**Stated exercise**:
Read the listing below and copy out every line that holds "trưởng".

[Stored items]
------

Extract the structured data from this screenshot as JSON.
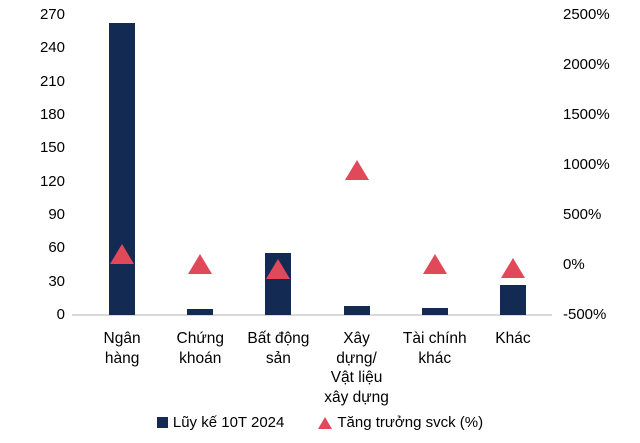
{
  "chart_data": {
    "type": "bar",
    "title": "",
    "categories": [
      "Ngân hàng",
      "Chứng khoán",
      "Bất động sản",
      "Xây dựng/ Vật liệu xây dựng",
      "Tài chính khác",
      "Khác"
    ],
    "category_label_lines": [
      [
        "Ngân",
        "hàng"
      ],
      [
        "Chứng",
        "khoán"
      ],
      [
        "Bất động",
        "sản"
      ],
      [
        "Xây",
        "dựng/",
        "Vật liệu",
        "xây dựng"
      ],
      [
        "Tài chính",
        "khác"
      ],
      [
        "Khác"
      ]
    ],
    "series": [
      {
        "name": "Lũy kế 10T 2024",
        "type": "bar",
        "axis": "left",
        "color": "#132a52",
        "values": [
          263,
          5,
          56,
          8,
          6,
          27
        ]
      },
      {
        "name": "Tăng trưởng svck (%)",
        "type": "triangle-marker",
        "axis": "right",
        "color": "#e0495a",
        "values": [
          110,
          10,
          -40,
          950,
          15,
          -25
        ]
      }
    ],
    "left_axis": {
      "min": 0,
      "max": 270,
      "step": 30,
      "tick_labels": [
        "270",
        "240",
        "210",
        "180",
        "150",
        "120",
        "90",
        "60",
        "30",
        "0"
      ]
    },
    "right_axis": {
      "min": -500,
      "max": 2500,
      "step": 500,
      "unit": "%",
      "tick_labels": [
        "2500%",
        "2000%",
        "1500%",
        "1000%",
        "500%",
        "0%",
        "-500%"
      ]
    },
    "grid": false,
    "legend_position": "bottom",
    "axis_line_color": "#d9d9d9",
    "text_color": "#000000",
    "background_color": "#ffffff"
  },
  "legend": {
    "items": [
      {
        "label": "Lũy kế 10T 2024",
        "marker": "square",
        "color": "#132a52"
      },
      {
        "label": "Tăng trưởng svck (%)",
        "marker": "triangle",
        "color": "#e0495a"
      }
    ]
  }
}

------

**Complete response**:
        "name": "Tăng trưởng svck (%)",
        "label": "Tăng trưởng svck (%)",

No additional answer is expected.